Work to be completed:
Copy each line in which the string "disturb" occurs.

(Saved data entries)
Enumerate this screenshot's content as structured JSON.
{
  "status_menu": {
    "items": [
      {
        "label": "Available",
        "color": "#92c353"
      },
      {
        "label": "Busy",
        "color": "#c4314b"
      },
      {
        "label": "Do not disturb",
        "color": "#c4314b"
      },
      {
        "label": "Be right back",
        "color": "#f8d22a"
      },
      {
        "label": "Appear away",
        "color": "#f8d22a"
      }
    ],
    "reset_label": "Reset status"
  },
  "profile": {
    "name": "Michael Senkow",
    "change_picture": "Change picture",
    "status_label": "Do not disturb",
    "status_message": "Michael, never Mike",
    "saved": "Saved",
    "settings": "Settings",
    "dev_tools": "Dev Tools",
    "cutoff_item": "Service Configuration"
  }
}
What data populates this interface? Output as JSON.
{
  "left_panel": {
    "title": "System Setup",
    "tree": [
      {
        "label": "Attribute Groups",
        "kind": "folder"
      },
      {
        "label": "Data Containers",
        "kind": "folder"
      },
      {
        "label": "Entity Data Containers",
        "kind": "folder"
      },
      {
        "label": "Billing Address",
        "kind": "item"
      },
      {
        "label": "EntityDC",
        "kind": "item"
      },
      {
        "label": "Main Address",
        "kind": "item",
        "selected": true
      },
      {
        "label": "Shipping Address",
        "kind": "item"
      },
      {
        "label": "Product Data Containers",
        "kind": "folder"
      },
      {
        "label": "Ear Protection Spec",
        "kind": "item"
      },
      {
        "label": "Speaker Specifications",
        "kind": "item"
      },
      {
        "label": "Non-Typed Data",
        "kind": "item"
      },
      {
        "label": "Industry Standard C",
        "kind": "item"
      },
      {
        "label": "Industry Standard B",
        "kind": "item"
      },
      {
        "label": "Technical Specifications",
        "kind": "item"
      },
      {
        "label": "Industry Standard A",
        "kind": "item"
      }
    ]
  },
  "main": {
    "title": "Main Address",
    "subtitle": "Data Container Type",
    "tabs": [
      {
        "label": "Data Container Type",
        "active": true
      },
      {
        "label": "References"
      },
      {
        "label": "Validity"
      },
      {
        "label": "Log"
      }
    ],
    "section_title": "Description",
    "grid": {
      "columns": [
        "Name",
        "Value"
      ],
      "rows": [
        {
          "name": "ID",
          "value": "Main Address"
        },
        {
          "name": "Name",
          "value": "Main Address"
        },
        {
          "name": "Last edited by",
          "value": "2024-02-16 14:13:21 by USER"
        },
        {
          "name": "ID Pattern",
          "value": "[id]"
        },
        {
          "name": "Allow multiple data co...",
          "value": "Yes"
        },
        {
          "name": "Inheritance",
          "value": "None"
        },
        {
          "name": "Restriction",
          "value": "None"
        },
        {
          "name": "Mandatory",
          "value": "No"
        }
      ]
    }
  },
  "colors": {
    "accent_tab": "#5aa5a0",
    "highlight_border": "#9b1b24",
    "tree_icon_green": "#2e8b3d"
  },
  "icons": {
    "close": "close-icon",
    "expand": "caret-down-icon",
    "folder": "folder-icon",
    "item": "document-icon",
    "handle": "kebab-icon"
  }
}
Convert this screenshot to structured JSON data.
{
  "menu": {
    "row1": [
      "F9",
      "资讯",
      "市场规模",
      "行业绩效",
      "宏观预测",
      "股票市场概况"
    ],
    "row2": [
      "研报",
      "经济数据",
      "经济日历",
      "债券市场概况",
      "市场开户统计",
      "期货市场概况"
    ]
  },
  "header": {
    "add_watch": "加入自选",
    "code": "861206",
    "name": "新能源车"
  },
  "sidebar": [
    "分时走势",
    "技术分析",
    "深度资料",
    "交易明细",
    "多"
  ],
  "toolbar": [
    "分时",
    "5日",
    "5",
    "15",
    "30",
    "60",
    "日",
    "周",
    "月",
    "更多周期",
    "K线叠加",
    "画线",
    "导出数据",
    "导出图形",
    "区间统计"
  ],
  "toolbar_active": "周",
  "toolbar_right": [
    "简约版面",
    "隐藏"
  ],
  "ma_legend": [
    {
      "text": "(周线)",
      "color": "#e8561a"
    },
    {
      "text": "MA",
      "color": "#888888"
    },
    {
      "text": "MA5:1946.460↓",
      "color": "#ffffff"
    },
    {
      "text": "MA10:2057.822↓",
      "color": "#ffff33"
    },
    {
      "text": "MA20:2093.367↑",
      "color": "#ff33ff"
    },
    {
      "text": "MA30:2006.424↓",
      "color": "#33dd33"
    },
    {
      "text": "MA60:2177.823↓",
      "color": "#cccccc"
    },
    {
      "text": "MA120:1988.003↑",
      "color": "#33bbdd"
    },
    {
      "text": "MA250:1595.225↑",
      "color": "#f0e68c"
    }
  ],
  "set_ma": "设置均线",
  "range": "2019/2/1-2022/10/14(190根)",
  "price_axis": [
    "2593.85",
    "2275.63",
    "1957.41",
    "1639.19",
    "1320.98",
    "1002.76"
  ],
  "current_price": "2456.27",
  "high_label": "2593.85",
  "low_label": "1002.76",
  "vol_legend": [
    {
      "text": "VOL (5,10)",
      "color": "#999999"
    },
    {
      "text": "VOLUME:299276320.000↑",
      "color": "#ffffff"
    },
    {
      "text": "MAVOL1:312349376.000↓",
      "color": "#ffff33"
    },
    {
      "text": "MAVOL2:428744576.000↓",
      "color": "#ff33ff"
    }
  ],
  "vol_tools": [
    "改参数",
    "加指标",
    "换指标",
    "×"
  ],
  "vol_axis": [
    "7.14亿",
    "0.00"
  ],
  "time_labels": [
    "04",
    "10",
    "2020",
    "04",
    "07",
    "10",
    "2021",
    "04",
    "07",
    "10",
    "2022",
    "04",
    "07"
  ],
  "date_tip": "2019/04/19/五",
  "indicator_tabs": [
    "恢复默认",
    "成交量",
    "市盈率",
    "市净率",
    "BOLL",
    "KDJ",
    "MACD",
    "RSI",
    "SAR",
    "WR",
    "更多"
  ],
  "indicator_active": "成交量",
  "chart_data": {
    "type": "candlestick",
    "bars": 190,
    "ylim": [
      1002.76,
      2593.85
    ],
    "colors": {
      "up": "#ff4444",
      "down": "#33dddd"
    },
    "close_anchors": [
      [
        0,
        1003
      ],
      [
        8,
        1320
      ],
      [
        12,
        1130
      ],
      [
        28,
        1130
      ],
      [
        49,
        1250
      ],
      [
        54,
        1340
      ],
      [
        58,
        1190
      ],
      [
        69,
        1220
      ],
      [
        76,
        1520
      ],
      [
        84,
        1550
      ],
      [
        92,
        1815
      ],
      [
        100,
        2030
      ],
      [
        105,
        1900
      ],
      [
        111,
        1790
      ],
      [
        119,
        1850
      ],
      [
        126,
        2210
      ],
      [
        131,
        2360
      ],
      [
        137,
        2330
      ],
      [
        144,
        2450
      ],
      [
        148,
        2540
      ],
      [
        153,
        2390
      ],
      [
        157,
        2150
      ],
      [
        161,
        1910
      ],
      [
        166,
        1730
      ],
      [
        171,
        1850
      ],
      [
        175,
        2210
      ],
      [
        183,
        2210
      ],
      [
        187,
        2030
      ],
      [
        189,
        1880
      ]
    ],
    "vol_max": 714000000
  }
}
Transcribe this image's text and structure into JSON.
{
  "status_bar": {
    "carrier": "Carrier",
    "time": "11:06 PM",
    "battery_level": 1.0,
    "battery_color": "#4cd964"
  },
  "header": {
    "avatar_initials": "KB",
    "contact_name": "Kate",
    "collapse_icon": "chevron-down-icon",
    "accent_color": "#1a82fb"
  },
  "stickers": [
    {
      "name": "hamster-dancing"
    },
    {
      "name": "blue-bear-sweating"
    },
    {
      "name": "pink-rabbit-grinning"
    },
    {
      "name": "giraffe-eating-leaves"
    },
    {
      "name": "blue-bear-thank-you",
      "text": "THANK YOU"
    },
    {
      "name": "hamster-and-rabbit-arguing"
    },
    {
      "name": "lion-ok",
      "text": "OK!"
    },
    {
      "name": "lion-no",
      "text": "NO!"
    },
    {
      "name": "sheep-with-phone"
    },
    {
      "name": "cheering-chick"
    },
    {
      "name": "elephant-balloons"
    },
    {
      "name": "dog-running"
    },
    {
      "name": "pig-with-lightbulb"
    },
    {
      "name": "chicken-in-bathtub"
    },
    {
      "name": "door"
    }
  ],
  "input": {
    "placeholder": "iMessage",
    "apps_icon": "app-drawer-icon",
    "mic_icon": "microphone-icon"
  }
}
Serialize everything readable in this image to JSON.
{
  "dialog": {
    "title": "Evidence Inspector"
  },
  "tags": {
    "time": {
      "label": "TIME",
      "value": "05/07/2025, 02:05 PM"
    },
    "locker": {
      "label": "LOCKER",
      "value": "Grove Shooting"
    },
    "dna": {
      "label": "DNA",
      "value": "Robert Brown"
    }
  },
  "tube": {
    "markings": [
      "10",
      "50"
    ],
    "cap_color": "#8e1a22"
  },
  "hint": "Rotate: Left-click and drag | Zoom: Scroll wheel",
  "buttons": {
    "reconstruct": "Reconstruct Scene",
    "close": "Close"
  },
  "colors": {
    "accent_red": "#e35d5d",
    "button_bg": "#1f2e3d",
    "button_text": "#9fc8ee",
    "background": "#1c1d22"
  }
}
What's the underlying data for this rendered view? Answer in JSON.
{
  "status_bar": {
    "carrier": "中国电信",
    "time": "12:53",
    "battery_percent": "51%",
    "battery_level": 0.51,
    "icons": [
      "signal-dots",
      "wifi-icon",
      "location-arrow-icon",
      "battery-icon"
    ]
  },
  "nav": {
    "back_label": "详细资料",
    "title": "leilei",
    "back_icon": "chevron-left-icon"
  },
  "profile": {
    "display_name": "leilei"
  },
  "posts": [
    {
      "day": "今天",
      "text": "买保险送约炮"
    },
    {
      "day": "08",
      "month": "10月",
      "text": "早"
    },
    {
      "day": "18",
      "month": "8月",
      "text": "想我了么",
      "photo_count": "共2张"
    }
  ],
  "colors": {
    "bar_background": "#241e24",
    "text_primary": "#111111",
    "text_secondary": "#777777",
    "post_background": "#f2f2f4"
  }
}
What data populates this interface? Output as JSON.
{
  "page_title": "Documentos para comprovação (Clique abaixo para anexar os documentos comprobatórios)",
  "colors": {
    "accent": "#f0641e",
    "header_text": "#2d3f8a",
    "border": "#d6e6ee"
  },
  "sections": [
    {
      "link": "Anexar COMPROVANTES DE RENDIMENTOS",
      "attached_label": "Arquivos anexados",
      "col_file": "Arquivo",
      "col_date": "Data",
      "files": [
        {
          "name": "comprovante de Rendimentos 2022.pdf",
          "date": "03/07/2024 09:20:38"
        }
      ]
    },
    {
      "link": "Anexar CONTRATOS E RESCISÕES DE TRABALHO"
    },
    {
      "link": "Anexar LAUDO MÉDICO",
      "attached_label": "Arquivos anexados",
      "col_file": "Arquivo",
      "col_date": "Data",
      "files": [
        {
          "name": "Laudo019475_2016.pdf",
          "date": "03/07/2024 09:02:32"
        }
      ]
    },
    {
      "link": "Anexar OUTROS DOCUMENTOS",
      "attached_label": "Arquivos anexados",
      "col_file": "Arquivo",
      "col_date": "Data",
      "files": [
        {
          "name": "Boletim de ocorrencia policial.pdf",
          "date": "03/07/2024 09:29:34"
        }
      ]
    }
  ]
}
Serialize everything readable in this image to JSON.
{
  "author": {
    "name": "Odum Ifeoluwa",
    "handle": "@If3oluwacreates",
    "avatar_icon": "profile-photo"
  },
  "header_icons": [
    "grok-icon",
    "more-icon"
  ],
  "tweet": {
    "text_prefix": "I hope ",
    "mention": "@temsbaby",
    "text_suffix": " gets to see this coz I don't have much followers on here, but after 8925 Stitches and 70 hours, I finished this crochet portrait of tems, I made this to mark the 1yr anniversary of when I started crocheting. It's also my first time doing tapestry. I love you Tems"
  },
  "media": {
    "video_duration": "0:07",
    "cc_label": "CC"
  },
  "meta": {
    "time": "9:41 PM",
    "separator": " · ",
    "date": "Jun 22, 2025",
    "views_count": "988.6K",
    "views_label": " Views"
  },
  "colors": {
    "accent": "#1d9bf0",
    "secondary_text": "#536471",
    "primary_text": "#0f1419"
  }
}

Solved exercise:
        "label": "Do not disturb",
    "status_label": "Do not disturb",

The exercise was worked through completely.